## Problem requirements
Please reproduce the lines from the items below without any change, starting with the line that contains "Identify all the" and going on through the line that contains "legend-label: 交易價格 [186, 473, 240, 489]", with both of those lines included. Leave the pictures out of your answer.

## Recorded information
==========

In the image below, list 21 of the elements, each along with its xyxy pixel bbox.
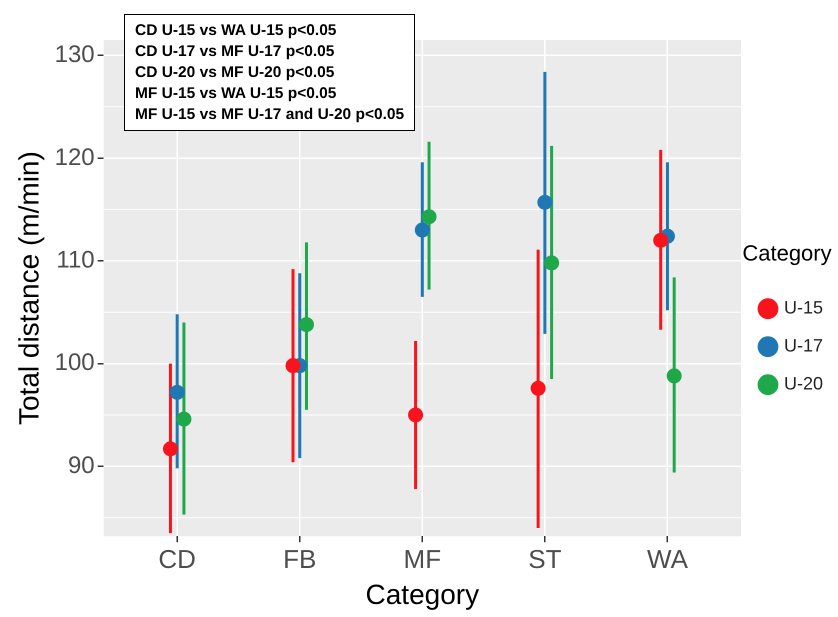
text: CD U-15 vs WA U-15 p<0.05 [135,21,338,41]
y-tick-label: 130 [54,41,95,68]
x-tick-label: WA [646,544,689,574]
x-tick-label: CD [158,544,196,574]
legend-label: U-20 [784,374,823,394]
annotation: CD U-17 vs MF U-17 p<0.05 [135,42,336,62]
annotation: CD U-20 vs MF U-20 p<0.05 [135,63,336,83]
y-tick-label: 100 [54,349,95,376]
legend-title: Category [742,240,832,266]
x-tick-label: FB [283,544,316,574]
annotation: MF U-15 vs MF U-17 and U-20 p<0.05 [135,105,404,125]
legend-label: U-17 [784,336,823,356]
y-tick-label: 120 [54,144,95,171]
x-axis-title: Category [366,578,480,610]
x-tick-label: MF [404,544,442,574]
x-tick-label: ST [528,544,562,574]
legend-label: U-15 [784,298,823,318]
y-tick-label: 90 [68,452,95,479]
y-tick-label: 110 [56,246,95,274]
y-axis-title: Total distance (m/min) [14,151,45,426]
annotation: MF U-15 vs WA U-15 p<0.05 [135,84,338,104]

==========

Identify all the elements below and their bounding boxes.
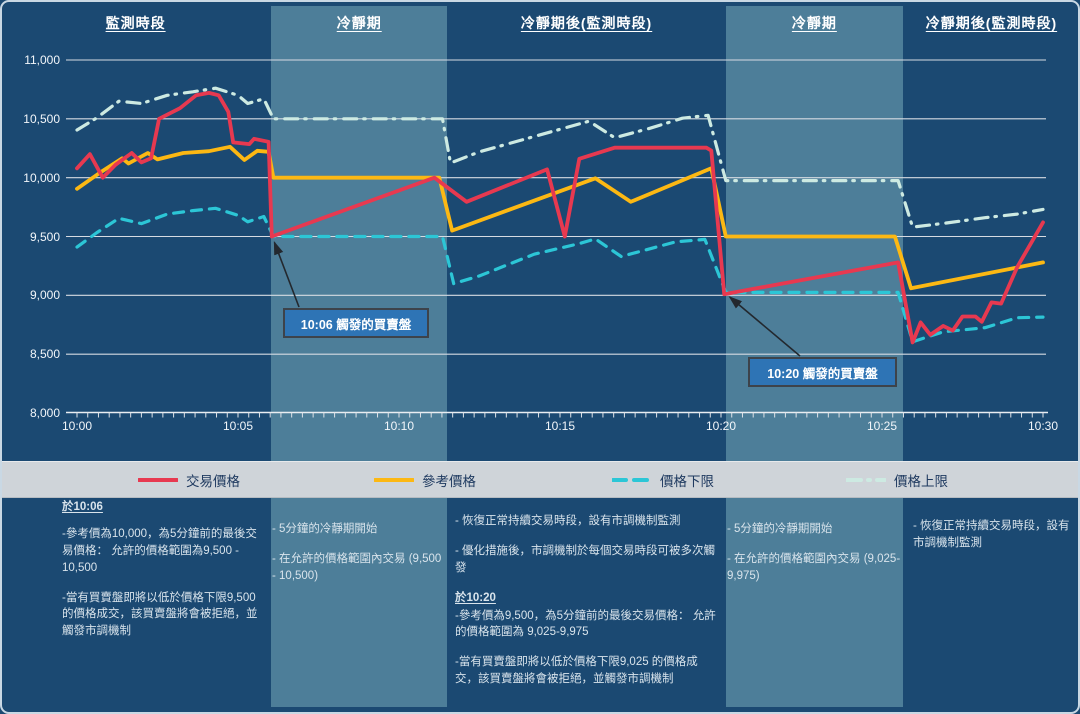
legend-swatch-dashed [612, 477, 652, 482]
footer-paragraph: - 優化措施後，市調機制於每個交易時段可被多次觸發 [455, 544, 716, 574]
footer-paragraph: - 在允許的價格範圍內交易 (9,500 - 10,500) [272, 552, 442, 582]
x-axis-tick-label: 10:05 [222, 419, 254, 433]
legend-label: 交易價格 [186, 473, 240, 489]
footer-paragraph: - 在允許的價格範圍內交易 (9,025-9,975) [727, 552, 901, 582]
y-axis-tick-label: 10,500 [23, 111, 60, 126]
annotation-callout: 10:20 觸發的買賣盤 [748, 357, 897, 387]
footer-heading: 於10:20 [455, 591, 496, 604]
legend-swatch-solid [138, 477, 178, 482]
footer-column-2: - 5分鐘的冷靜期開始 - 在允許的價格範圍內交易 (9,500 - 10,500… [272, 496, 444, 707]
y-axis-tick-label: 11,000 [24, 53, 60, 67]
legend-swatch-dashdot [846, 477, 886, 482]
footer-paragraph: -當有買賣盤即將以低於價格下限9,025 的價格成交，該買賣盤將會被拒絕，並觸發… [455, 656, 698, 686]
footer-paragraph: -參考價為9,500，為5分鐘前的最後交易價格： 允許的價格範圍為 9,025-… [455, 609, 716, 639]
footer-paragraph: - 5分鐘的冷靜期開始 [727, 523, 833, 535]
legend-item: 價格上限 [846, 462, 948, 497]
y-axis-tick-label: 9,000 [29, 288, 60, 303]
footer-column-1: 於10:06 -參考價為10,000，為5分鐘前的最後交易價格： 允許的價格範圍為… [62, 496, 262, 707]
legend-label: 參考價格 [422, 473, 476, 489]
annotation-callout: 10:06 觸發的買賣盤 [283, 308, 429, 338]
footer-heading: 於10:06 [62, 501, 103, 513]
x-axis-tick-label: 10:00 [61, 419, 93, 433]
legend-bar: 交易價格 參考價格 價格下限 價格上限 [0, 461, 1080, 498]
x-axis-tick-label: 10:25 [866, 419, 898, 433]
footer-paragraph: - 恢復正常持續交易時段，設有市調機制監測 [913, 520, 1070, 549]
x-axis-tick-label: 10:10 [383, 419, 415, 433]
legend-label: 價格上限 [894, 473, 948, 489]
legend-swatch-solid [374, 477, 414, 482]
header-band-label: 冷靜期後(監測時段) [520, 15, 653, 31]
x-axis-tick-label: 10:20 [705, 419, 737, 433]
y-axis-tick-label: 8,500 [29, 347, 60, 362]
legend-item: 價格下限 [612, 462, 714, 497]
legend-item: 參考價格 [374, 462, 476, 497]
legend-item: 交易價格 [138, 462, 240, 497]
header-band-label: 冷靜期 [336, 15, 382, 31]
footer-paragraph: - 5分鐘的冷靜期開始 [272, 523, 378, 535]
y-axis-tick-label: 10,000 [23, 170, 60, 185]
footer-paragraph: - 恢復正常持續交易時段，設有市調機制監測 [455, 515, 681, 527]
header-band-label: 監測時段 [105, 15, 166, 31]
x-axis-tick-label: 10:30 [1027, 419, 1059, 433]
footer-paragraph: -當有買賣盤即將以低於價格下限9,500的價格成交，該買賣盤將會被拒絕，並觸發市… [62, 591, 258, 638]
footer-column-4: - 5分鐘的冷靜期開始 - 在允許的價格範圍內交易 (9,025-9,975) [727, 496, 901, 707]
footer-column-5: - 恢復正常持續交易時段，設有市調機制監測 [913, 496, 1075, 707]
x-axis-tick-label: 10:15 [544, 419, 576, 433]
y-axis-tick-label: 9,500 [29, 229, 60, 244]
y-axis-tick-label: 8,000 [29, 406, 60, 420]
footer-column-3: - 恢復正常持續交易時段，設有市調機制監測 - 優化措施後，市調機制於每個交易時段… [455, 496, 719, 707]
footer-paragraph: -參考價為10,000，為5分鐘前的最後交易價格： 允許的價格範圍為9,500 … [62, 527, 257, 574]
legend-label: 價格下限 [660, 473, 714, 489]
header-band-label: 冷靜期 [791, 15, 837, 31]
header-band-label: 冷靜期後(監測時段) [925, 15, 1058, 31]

==========

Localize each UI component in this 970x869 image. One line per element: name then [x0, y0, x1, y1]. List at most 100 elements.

==========

## Output of the exercise
Identify all the elements below and their bounding boxes.
legend-swatch-dashed [612, 477, 652, 482]
footer-paragraph: - 優化措施後，市調機制於每個交易時段可被多次觸發 [455, 544, 716, 574]
footer-paragraph: - 在允許的價格範圍內交易 (9,500 - 10,500) [272, 552, 442, 582]
x-axis-tick-label: 10:05 [222, 419, 254, 433]
legend-label: 交易價格 [186, 473, 240, 489]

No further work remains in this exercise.